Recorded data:
__________
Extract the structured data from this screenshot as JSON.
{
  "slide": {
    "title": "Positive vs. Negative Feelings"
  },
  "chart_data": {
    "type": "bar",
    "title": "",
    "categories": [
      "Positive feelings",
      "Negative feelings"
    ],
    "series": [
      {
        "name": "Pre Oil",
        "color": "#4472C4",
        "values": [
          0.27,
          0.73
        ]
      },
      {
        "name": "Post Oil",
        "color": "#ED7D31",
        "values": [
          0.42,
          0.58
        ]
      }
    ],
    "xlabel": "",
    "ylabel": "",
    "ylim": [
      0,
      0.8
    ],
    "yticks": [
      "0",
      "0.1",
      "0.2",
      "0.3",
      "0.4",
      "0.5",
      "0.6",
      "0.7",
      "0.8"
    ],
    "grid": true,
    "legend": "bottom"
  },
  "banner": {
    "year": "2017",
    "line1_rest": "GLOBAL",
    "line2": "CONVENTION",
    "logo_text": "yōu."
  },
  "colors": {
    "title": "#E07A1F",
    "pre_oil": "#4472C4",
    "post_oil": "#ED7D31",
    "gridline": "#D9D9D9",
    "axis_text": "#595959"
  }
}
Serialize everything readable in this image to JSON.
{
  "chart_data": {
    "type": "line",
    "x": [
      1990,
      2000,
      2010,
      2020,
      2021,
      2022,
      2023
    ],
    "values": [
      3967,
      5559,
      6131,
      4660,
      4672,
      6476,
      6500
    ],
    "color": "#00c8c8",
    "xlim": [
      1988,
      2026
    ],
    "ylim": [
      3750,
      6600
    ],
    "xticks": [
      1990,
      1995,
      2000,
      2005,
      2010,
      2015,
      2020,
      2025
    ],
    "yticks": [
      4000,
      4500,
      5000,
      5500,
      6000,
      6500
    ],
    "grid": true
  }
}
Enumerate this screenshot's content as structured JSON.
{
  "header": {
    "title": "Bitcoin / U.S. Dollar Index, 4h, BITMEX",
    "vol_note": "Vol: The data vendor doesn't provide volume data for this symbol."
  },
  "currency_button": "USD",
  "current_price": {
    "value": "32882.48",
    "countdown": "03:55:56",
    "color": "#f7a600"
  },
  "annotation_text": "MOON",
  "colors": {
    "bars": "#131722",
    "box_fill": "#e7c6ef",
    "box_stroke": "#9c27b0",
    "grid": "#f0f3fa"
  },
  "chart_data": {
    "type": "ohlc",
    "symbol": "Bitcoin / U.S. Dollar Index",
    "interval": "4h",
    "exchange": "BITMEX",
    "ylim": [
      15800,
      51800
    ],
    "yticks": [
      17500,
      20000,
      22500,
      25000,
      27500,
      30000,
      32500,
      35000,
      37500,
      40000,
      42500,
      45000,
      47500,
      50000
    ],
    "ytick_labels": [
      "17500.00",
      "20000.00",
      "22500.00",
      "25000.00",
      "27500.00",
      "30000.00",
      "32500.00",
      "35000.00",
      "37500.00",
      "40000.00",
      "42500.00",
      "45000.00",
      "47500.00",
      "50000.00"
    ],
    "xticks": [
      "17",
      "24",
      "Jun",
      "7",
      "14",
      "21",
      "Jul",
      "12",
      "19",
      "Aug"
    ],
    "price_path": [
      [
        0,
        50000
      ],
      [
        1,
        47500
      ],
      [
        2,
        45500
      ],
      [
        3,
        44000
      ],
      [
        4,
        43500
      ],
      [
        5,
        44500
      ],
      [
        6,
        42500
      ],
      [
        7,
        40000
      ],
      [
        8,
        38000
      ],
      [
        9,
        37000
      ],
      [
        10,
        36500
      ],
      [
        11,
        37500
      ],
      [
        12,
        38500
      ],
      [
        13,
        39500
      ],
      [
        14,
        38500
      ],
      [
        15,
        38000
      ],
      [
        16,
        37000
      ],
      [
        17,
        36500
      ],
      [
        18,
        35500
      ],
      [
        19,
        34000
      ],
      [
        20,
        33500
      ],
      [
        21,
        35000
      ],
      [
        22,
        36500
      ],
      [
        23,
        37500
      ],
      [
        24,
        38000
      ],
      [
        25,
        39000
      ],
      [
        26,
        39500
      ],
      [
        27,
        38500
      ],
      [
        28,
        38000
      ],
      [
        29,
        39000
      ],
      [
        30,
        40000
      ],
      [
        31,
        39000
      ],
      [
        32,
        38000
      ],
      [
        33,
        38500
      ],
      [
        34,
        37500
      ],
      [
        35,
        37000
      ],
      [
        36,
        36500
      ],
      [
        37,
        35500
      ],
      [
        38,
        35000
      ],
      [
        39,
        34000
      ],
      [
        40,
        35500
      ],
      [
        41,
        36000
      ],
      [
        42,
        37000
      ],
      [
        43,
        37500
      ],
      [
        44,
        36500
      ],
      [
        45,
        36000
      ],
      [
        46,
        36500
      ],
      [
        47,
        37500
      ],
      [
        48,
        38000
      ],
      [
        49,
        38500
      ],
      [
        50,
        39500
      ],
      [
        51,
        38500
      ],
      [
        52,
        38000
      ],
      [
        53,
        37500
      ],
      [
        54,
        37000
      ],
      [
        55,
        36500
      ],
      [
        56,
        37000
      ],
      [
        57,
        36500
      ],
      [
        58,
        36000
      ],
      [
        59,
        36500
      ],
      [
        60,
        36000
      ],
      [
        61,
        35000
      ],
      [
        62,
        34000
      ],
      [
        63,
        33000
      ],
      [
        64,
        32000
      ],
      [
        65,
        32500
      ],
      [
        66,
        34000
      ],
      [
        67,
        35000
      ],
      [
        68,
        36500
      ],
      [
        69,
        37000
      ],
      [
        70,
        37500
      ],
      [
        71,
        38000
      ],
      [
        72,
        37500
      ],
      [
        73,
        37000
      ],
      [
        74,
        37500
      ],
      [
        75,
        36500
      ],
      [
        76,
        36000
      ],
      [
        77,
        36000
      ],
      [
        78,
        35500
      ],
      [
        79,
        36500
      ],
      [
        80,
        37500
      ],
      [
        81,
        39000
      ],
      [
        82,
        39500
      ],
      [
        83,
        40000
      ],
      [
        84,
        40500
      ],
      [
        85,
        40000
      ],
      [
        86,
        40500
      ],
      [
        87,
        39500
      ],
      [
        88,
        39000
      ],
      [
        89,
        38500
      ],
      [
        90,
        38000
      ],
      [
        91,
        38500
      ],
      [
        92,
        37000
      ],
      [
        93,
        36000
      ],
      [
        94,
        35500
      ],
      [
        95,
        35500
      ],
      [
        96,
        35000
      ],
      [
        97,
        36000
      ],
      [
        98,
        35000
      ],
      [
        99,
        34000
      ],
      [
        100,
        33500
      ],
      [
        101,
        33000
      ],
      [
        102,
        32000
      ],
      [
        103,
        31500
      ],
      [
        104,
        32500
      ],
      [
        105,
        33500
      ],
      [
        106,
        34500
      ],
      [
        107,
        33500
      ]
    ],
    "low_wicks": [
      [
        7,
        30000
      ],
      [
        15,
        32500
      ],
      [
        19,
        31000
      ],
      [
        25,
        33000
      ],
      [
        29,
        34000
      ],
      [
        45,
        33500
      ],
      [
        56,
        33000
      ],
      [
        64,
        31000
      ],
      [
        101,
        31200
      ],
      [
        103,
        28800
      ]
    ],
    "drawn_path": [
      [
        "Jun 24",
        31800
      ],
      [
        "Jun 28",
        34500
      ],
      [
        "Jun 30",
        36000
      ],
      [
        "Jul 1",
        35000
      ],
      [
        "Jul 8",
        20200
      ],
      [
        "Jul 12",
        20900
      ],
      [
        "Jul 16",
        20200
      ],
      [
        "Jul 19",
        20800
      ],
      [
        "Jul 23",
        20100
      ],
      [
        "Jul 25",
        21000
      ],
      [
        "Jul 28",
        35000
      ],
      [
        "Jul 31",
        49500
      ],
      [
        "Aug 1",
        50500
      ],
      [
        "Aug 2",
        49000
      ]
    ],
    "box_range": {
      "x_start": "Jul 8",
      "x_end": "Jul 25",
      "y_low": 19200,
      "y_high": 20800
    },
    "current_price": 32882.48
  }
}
__________
• The exercise: Find the lines containing "this" and pull them out.

• Finished exercise:
Extract the structured data from this screenshot as JSON.
Serialize everything readable in this image to JSON.
Enumerate this screenshot's content as structured JSON.
    "vol_note": "Vol: The data vendor doesn't provide volume data for this symbol."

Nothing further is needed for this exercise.